* _TASK DETAILS_
Return the material word for word. Do not include pictures.

[Records about charts and figures]
============
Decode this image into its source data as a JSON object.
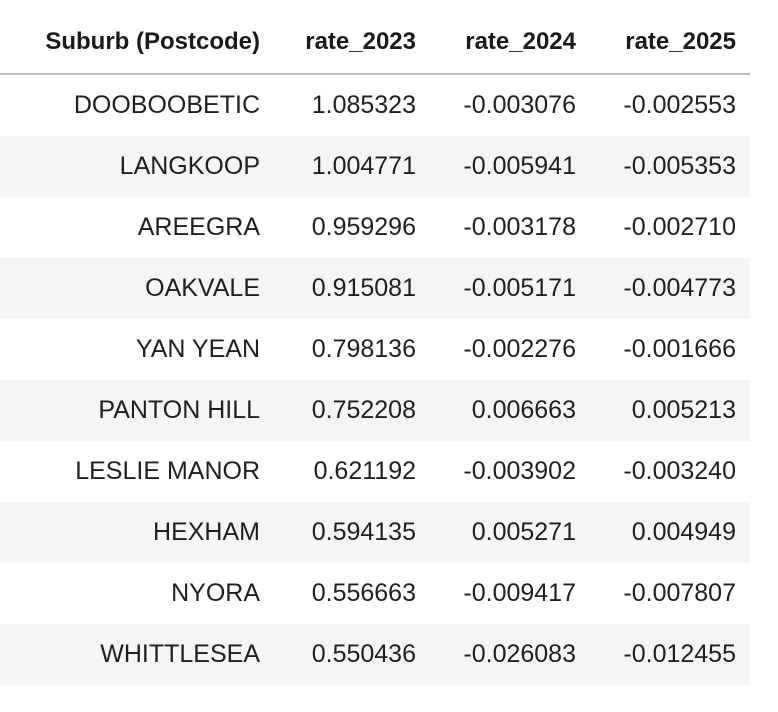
{
  "table": {
    "columns": [
      "Suburb (Postcode)",
      "rate_2023",
      "rate_2024",
      "rate_2025"
    ],
    "rows": [
      [
        "DOOBOOBETIC",
        "1.085323",
        "-0.003076",
        "-0.002553"
      ],
      [
        "LANGKOOP",
        "1.004771",
        "-0.005941",
        "-0.005353"
      ],
      [
        "AREEGRA",
        "0.959296",
        "-0.003178",
        "-0.002710"
      ],
      [
        "OAKVALE",
        "0.915081",
        "-0.005171",
        "-0.004773"
      ],
      [
        "YAN YEAN",
        "0.798136",
        "-0.002276",
        "-0.001666"
      ],
      [
        "PANTON HILL",
        "0.752208",
        "0.006663",
        "0.005213"
      ],
      [
        "LESLIE MANOR",
        "0.621192",
        "-0.003902",
        "-0.003240"
      ],
      [
        "HEXHAM",
        "0.594135",
        "0.005271",
        "0.004949"
      ],
      [
        "NYORA",
        "0.556663",
        "-0.009417",
        "-0.007807"
      ],
      [
        "WHITTLESEA",
        "0.550436",
        "-0.026083",
        "-0.012455"
      ]
    ]
  }
}
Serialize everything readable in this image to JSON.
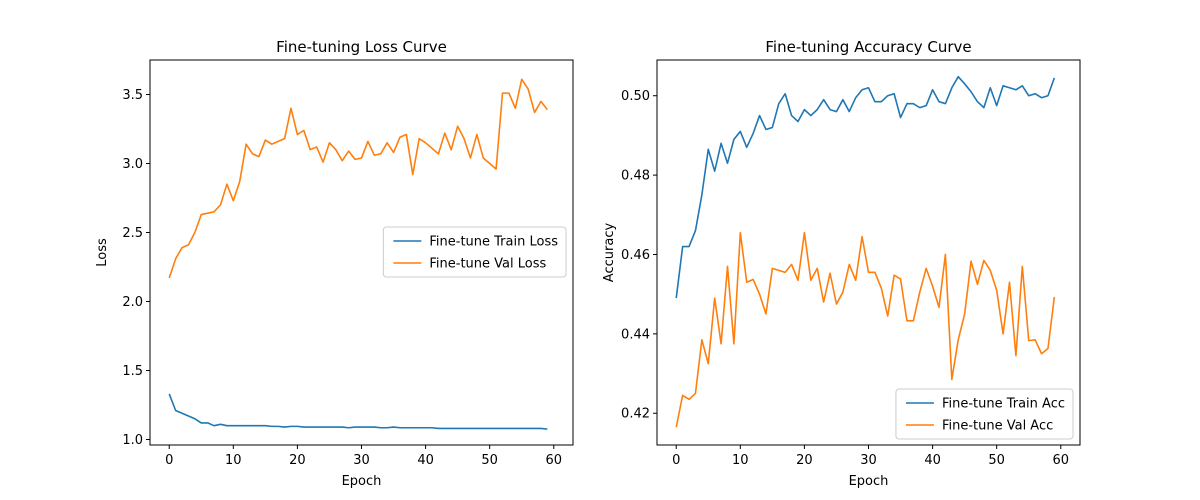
{
  "chart_data": [
    {
      "type": "line",
      "title": "Fine-tuning Loss Curve",
      "xlabel": "Epoch",
      "ylabel": "Loss",
      "xlim": [
        -3,
        63
      ],
      "ylim": [
        0.96,
        3.75
      ],
      "xticks": [
        0,
        10,
        20,
        30,
        40,
        50,
        60
      ],
      "yticks": [
        1.0,
        1.5,
        2.0,
        2.5,
        3.0,
        3.5
      ],
      "ytick_labels": [
        "1.0",
        "1.5",
        "2.0",
        "2.5",
        "3.0",
        "3.5"
      ],
      "legend_loc": "center-right",
      "grid": false,
      "series": [
        {
          "name": "Fine-tune Train Loss",
          "color": "#1f77b4",
          "values": [
            1.33,
            1.21,
            1.19,
            1.17,
            1.15,
            1.12,
            1.12,
            1.1,
            1.11,
            1.1,
            1.1,
            1.1,
            1.1,
            1.1,
            1.1,
            1.1,
            1.095,
            1.095,
            1.09,
            1.095,
            1.095,
            1.09,
            1.09,
            1.09,
            1.09,
            1.09,
            1.09,
            1.09,
            1.085,
            1.09,
            1.09,
            1.09,
            1.09,
            1.085,
            1.085,
            1.09,
            1.085,
            1.085,
            1.085,
            1.085,
            1.085,
            1.085,
            1.08,
            1.08,
            1.08,
            1.08,
            1.08,
            1.08,
            1.08,
            1.08,
            1.08,
            1.08,
            1.08,
            1.08,
            1.08,
            1.08,
            1.08,
            1.08,
            1.08,
            1.075
          ]
        },
        {
          "name": "Fine-tune Val Loss",
          "color": "#ff7f0e",
          "values": [
            2.17,
            2.31,
            2.39,
            2.41,
            2.5,
            2.63,
            2.64,
            2.65,
            2.7,
            2.85,
            2.73,
            2.87,
            3.14,
            3.07,
            3.05,
            3.17,
            3.14,
            3.16,
            3.18,
            3.4,
            3.21,
            3.24,
            3.1,
            3.12,
            3.01,
            3.15,
            3.1,
            3.02,
            3.09,
            3.03,
            3.04,
            3.16,
            3.06,
            3.07,
            3.15,
            3.08,
            3.19,
            3.21,
            2.92,
            3.18,
            3.15,
            3.11,
            3.07,
            3.22,
            3.1,
            3.27,
            3.18,
            3.04,
            3.21,
            3.04,
            3.0,
            2.96,
            3.51,
            3.51,
            3.4,
            3.61,
            3.54,
            3.37,
            3.45,
            3.39
          ]
        }
      ]
    },
    {
      "type": "line",
      "title": "Fine-tuning Accuracy Curve",
      "xlabel": "Epoch",
      "ylabel": "Accuracy",
      "xlim": [
        -3,
        63
      ],
      "ylim": [
        0.412,
        0.509
      ],
      "xticks": [
        0,
        10,
        20,
        30,
        40,
        50,
        60
      ],
      "yticks": [
        0.42,
        0.44,
        0.46,
        0.48,
        0.5
      ],
      "ytick_labels": [
        "0.42",
        "0.44",
        "0.46",
        "0.48",
        "0.50"
      ],
      "legend_loc": "lower-right",
      "grid": false,
      "series": [
        {
          "name": "Fine-tune Train Acc",
          "color": "#1f77b4",
          "values": [
            0.449,
            0.462,
            0.462,
            0.466,
            0.475,
            0.4865,
            0.481,
            0.488,
            0.483,
            0.489,
            0.491,
            0.487,
            0.4905,
            0.495,
            0.4915,
            0.492,
            0.498,
            0.5005,
            0.495,
            0.4935,
            0.4965,
            0.495,
            0.4965,
            0.499,
            0.4965,
            0.496,
            0.499,
            0.496,
            0.4995,
            0.5015,
            0.502,
            0.4985,
            0.4985,
            0.5,
            0.5005,
            0.4945,
            0.498,
            0.498,
            0.497,
            0.4975,
            0.5015,
            0.4985,
            0.498,
            0.502,
            0.5048,
            0.503,
            0.501,
            0.4985,
            0.497,
            0.502,
            0.4975,
            0.5025,
            0.502,
            0.5015,
            0.5025,
            0.5,
            0.5005,
            0.4995,
            0.5,
            0.5045
          ]
        },
        {
          "name": "Fine-tune Val Acc",
          "color": "#ff7f0e",
          "values": [
            0.4165,
            0.4245,
            0.4235,
            0.425,
            0.4385,
            0.4325,
            0.449,
            0.4375,
            0.457,
            0.4375,
            0.4655,
            0.453,
            0.4537,
            0.45,
            0.445,
            0.4565,
            0.456,
            0.4555,
            0.4575,
            0.4535,
            0.4655,
            0.4535,
            0.4565,
            0.448,
            0.4553,
            0.4475,
            0.4505,
            0.4575,
            0.4535,
            0.4645,
            0.4555,
            0.4555,
            0.4515,
            0.4445,
            0.4548,
            0.4538,
            0.4433,
            0.4433,
            0.4505,
            0.4565,
            0.452,
            0.4467,
            0.46,
            0.4285,
            0.4385,
            0.445,
            0.4583,
            0.4525,
            0.4585,
            0.456,
            0.451,
            0.44,
            0.453,
            0.4345,
            0.457,
            0.4383,
            0.4385,
            0.435,
            0.4363,
            0.4493
          ]
        }
      ]
    }
  ]
}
============
* _SOLUTION FOR THIS PROBLEM_
Decode this image into its source data as a JSON object.
{
  "table": {
    "columns": [
      "Suburb (Postcode)",
      "rate_2023",
      "rate_2024",
      "rate_2025"
    ],
    "rows": [
      [
        "DOOBOOBETIC",
        "1.085323",
        "-0.003076",
        "-0.002553"
      ],
      [
        "LANGKOOP",
        "1.004771",
        "-0.005941",
        "-0.005353"
      ],
      [
        "AREEGRA",
        "0.959296",
        "-0.003178",
        "-0.002710"
      ],
      [
        "OAKVALE",
        "0.915081",
        "-0.005171",
        "-0.004773"
      ],
      [
        "YAN YEAN",
        "0.798136",
        "-0.002276",
        "-0.001666"
      ],
      [
        "PANTON HILL",
        "0.752208",
        "0.006663",
        "0.005213"
      ],
      [
        "LESLIE MANOR",
        "0.621192",
        "-0.003902",
        "-0.003240"
      ],
      [
        "HEXHAM",
        "0.594135",
        "0.005271",
        "0.004949"
      ],
      [
        "NYORA",
        "0.556663",
        "-0.009417",
        "-0.007807"
      ],
      [
        "WHITTLESEA",
        "0.550436",
        "-0.026083",
        "-0.012455"
      ]
    ]
  }
}
Serialize everything readable in this image to JSON.
{
  "chart_data": [
    {
      "type": "line",
      "title": "Fine-tuning Loss Curve",
      "xlabel": "Epoch",
      "ylabel": "Loss",
      "xlim": [
        -3,
        63
      ],
      "ylim": [
        0.96,
        3.75
      ],
      "xticks": [
        0,
        10,
        20,
        30,
        40,
        50,
        60
      ],
      "yticks": [
        1.0,
        1.5,
        2.0,
        2.5,
        3.0,
        3.5
      ],
      "ytick_labels": [
        "1.0",
        "1.5",
        "2.0",
        "2.5",
        "3.0",
        "3.5"
      ],
      "legend_loc": "center-right",
      "grid": false,
      "series": [
        {
          "name": "Fine-tune Train Loss",
          "color": "#1f77b4",
          "values": [
            1.33,
            1.21,
            1.19,
            1.17,
            1.15,
            1.12,
            1.12,
            1.1,
            1.11,
            1.1,
            1.1,
            1.1,
            1.1,
            1.1,
            1.1,
            1.1,
            1.095,
            1.095,
            1.09,
            1.095,
            1.095,
            1.09,
            1.09,
            1.09,
            1.09,
            1.09,
            1.09,
            1.09,
            1.085,
            1.09,
            1.09,
            1.09,
            1.09,
            1.085,
            1.085,
            1.09,
            1.085,
            1.085,
            1.085,
            1.085,
            1.085,
            1.085,
            1.08,
            1.08,
            1.08,
            1.08,
            1.08,
            1.08,
            1.08,
            1.08,
            1.08,
            1.08,
            1.08,
            1.08,
            1.08,
            1.08,
            1.08,
            1.08,
            1.08,
            1.075
          ]
        },
        {
          "name": "Fine-tune Val Loss",
          "color": "#ff7f0e",
          "values": [
            2.17,
            2.31,
            2.39,
            2.41,
            2.5,
            2.63,
            2.64,
            2.65,
            2.7,
            2.85,
            2.73,
            2.87,
            3.14,
            3.07,
            3.05,
            3.17,
            3.14,
            3.16,
            3.18,
            3.4,
            3.21,
            3.24,
            3.1,
            3.12,
            3.01,
            3.15,
            3.1,
            3.02,
            3.09,
            3.03,
            3.04,
            3.16,
            3.06,
            3.07,
            3.15,
            3.08,
            3.19,
            3.21,
            2.92,
            3.18,
            3.15,
            3.11,
            3.07,
            3.22,
            3.1,
            3.27,
            3.18,
            3.04,
            3.21,
            3.04,
            3.0,
            2.96,
            3.51,
            3.51,
            3.4,
            3.61,
            3.54,
            3.37,
            3.45,
            3.39
          ]
        }
      ]
    },
    {
      "type": "line",
      "title": "Fine-tuning Accuracy Curve",
      "xlabel": "Epoch",
      "ylabel": "Accuracy",
      "xlim": [
        -3,
        63
      ],
      "ylim": [
        0.412,
        0.509
      ],
      "xticks": [
        0,
        10,
        20,
        30,
        40,
        50,
        60
      ],
      "yticks": [
        0.42,
        0.44,
        0.46,
        0.48,
        0.5
      ],
      "ytick_labels": [
        "0.42",
        "0.44",
        "0.46",
        "0.48",
        "0.50"
      ],
      "legend_loc": "lower-right",
      "grid": false,
      "series": [
        {
          "name": "Fine-tune Train Acc",
          "color": "#1f77b4",
          "values": [
            0.449,
            0.462,
            0.462,
            0.466,
            0.475,
            0.4865,
            0.481,
            0.488,
            0.483,
            0.489,
            0.491,
            0.487,
            0.4905,
            0.495,
            0.4915,
            0.492,
            0.498,
            0.5005,
            0.495,
            0.4935,
            0.4965,
            0.495,
            0.4965,
            0.499,
            0.4965,
            0.496,
            0.499,
            0.496,
            0.4995,
            0.5015,
            0.502,
            0.4985,
            0.4985,
            0.5,
            0.5005,
            0.4945,
            0.498,
            0.498,
            0.497,
            0.4975,
            0.5015,
            0.4985,
            0.498,
            0.502,
            0.5048,
            0.503,
            0.501,
            0.4985,
            0.497,
            0.502,
            0.4975,
            0.5025,
            0.502,
            0.5015,
            0.5025,
            0.5,
            0.5005,
            0.4995,
            0.5,
            0.5045
          ]
        },
        {
          "name": "Fine-tune Val Acc",
          "color": "#ff7f0e",
          "values": [
            0.4165,
            0.4245,
            0.4235,
            0.425,
            0.4385,
            0.4325,
            0.449,
            0.4375,
            0.457,
            0.4375,
            0.4655,
            0.453,
            0.4537,
            0.45,
            0.445,
            0.4565,
            0.456,
            0.4555,
            0.4575,
            0.4535,
            0.4655,
            0.4535,
            0.4565,
            0.448,
            0.4553,
            0.4475,
            0.4505,
            0.4575,
            0.4535,
            0.4645,
            0.4555,
            0.4555,
            0.4515,
            0.4445,
            0.4548,
            0.4538,
            0.4433,
            0.4433,
            0.4505,
            0.4565,
            0.452,
            0.4467,
            0.46,
            0.4285,
            0.4385,
            0.445,
            0.4583,
            0.4525,
            0.4585,
            0.456,
            0.451,
            0.44,
            0.453,
            0.4345,
            0.457,
            0.4383,
            0.4385,
            0.435,
            0.4363,
            0.4493
          ]
        }
      ]
    }
  ]
}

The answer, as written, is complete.